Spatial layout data
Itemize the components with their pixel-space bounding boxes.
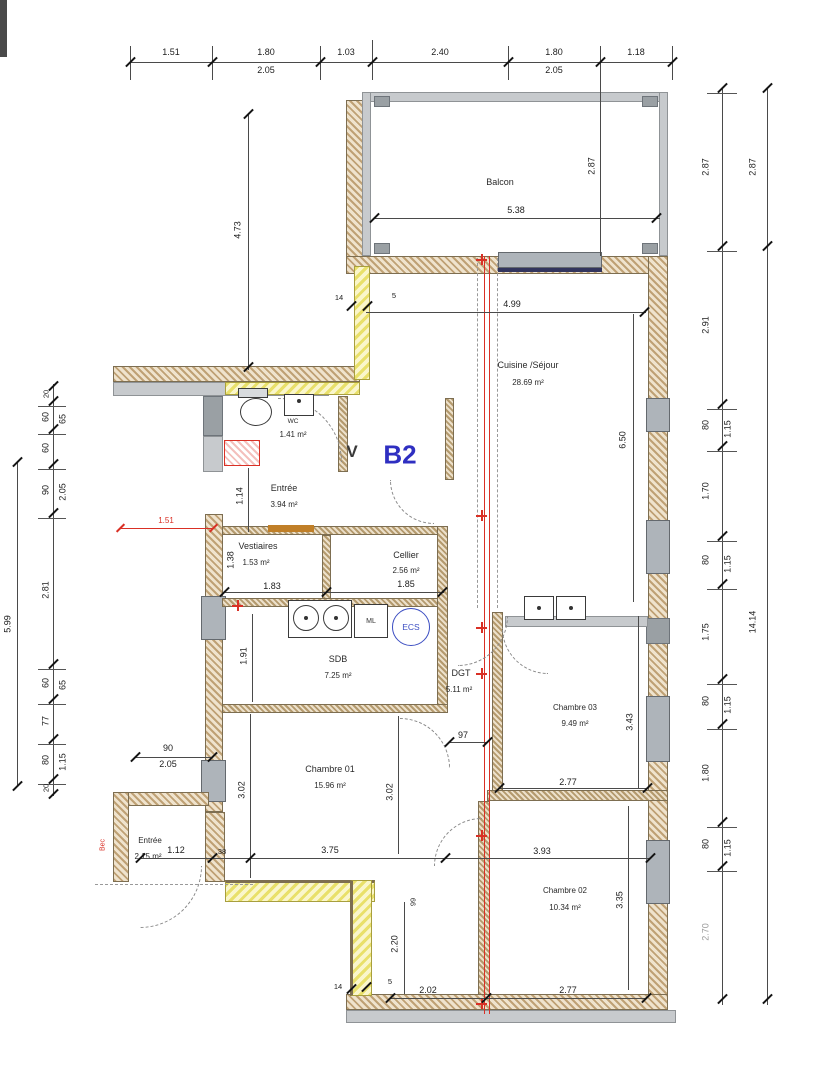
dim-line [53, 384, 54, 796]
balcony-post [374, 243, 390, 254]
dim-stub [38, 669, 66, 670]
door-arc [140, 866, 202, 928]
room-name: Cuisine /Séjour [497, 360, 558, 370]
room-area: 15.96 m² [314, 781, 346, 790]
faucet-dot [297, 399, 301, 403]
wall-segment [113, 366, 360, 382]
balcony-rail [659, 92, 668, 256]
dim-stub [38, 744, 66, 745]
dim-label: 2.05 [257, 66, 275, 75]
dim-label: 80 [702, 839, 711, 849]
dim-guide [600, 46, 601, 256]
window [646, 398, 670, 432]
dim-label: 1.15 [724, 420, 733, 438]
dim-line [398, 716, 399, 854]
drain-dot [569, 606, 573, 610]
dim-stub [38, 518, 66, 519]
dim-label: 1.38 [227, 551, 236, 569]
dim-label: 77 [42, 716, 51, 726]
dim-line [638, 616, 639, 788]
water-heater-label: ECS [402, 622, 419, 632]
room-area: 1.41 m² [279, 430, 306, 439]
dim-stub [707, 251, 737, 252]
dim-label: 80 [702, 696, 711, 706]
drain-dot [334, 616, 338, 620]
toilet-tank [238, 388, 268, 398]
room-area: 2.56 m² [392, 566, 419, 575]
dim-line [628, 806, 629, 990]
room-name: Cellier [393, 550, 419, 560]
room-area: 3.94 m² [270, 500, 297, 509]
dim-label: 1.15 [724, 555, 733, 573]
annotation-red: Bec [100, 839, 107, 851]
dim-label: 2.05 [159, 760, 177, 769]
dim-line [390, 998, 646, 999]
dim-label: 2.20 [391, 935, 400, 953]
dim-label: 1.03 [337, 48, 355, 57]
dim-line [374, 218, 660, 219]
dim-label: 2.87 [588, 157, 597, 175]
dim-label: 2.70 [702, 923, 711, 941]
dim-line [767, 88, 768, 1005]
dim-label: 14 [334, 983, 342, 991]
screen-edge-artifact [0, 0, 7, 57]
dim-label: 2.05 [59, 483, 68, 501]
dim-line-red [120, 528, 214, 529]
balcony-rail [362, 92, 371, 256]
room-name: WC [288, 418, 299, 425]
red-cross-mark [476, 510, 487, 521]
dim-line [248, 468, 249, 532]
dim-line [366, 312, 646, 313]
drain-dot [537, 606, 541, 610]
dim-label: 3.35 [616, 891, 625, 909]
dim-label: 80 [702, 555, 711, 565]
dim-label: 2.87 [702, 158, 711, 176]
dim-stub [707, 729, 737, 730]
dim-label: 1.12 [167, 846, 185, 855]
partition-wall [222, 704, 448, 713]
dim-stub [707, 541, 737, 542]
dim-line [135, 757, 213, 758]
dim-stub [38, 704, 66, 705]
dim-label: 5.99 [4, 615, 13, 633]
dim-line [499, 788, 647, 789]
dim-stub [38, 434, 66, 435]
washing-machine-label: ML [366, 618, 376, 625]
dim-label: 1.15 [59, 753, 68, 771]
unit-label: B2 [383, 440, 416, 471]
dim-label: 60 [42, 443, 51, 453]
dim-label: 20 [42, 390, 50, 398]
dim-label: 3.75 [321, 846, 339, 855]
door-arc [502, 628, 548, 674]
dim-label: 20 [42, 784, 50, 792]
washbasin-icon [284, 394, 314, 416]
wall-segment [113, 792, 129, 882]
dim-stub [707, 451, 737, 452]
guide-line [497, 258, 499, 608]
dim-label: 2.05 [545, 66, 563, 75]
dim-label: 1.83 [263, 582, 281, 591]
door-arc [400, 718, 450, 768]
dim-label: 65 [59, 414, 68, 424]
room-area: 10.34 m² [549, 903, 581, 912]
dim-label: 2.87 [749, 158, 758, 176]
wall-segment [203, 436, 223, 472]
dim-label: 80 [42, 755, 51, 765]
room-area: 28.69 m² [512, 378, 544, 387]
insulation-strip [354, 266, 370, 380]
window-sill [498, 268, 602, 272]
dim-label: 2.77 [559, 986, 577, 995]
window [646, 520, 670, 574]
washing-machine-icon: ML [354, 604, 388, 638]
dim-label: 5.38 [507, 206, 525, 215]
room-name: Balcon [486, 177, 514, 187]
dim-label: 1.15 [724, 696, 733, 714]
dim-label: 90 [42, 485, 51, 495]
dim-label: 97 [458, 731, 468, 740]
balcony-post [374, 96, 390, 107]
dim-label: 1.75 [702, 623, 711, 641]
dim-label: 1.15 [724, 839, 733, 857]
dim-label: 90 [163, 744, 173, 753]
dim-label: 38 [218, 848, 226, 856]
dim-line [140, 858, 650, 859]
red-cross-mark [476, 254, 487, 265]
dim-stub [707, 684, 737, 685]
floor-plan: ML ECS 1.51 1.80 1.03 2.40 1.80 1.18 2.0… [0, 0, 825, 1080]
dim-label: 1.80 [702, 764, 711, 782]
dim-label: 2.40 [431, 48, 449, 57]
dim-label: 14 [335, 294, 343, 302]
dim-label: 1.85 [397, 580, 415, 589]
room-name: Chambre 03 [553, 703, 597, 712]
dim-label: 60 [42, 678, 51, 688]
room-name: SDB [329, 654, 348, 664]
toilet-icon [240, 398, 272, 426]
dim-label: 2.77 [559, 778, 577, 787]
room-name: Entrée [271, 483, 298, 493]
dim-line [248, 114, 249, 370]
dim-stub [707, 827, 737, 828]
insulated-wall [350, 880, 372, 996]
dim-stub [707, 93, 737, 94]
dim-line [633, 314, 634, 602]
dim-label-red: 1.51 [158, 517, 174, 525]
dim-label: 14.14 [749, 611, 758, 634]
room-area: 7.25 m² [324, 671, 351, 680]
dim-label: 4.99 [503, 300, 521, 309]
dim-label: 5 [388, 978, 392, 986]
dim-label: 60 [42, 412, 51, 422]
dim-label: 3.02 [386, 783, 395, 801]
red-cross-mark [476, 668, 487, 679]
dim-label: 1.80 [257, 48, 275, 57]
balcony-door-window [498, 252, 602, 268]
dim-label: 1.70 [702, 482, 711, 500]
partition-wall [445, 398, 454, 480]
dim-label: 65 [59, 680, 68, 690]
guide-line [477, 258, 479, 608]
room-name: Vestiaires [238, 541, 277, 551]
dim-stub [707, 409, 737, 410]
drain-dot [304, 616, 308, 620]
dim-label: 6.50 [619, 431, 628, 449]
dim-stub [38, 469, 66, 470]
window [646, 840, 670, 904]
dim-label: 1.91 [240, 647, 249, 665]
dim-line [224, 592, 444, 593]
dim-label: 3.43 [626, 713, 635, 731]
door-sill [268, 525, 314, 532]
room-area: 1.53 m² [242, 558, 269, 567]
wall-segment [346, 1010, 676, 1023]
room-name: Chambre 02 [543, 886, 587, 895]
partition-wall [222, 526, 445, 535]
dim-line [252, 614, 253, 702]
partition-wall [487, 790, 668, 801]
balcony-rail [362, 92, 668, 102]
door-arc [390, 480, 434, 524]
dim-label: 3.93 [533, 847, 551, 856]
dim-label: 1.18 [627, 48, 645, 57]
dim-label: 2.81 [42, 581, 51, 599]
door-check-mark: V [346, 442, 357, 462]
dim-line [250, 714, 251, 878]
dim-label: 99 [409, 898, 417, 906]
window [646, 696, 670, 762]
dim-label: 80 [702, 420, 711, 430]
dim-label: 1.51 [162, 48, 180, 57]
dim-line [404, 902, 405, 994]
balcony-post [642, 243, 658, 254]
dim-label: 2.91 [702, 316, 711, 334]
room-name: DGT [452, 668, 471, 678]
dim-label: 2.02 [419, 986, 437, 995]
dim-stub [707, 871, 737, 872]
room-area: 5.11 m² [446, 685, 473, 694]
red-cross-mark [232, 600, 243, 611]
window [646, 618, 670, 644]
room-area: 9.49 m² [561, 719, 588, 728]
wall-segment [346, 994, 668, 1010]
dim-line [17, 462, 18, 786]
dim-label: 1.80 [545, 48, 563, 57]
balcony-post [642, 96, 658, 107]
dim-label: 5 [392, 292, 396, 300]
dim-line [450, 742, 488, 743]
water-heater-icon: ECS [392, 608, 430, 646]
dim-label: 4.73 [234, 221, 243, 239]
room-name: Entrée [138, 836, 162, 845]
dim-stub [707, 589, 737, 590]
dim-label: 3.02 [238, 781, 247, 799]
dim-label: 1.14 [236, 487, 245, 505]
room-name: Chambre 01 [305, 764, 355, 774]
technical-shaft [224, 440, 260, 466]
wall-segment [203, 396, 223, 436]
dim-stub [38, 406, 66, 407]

Short problem | In the stretch of data from the line containing "dim-line [53, 384, 54, 796]" through the line containing "dim-label: 80 [702, 696, 711, 706]", change every "dim-stub" to "dim-tick" and reproduce those lines with nothing else altered.

Full output |
dim-line [53, 384, 54, 796]
balcony-post [374, 243, 390, 254]
dim-tick [38, 669, 66, 670]
door-arc [140, 866, 202, 928]
room-name: Cuisine /Séjour [497, 360, 558, 370]
room-area: 15.96 m² [314, 781, 346, 790]
faucet-dot [297, 399, 301, 403]
wall-segment [113, 366, 360, 382]
balcony-rail [659, 92, 668, 256]
dim-tick [38, 744, 66, 745]
dim-label: 2.05 [257, 66, 275, 75]
dim-label: 80 [702, 839, 711, 849]
dim-guide [600, 46, 601, 256]
window [646, 398, 670, 432]
dim-label: 1.15 [724, 420, 733, 438]
dim-line [398, 716, 399, 854]
drain-dot [569, 606, 573, 610]
dim-tick [38, 518, 66, 519]
dim-label: 1.38 [227, 551, 236, 569]
dim-label: 77 [42, 716, 51, 726]
dim-line [638, 616, 639, 788]
water-heater-label: ECS [402, 622, 419, 632]
room-area: 1.41 m² [279, 430, 306, 439]
dim-tick [707, 251, 737, 252]
dim-label: 80 [702, 696, 711, 706]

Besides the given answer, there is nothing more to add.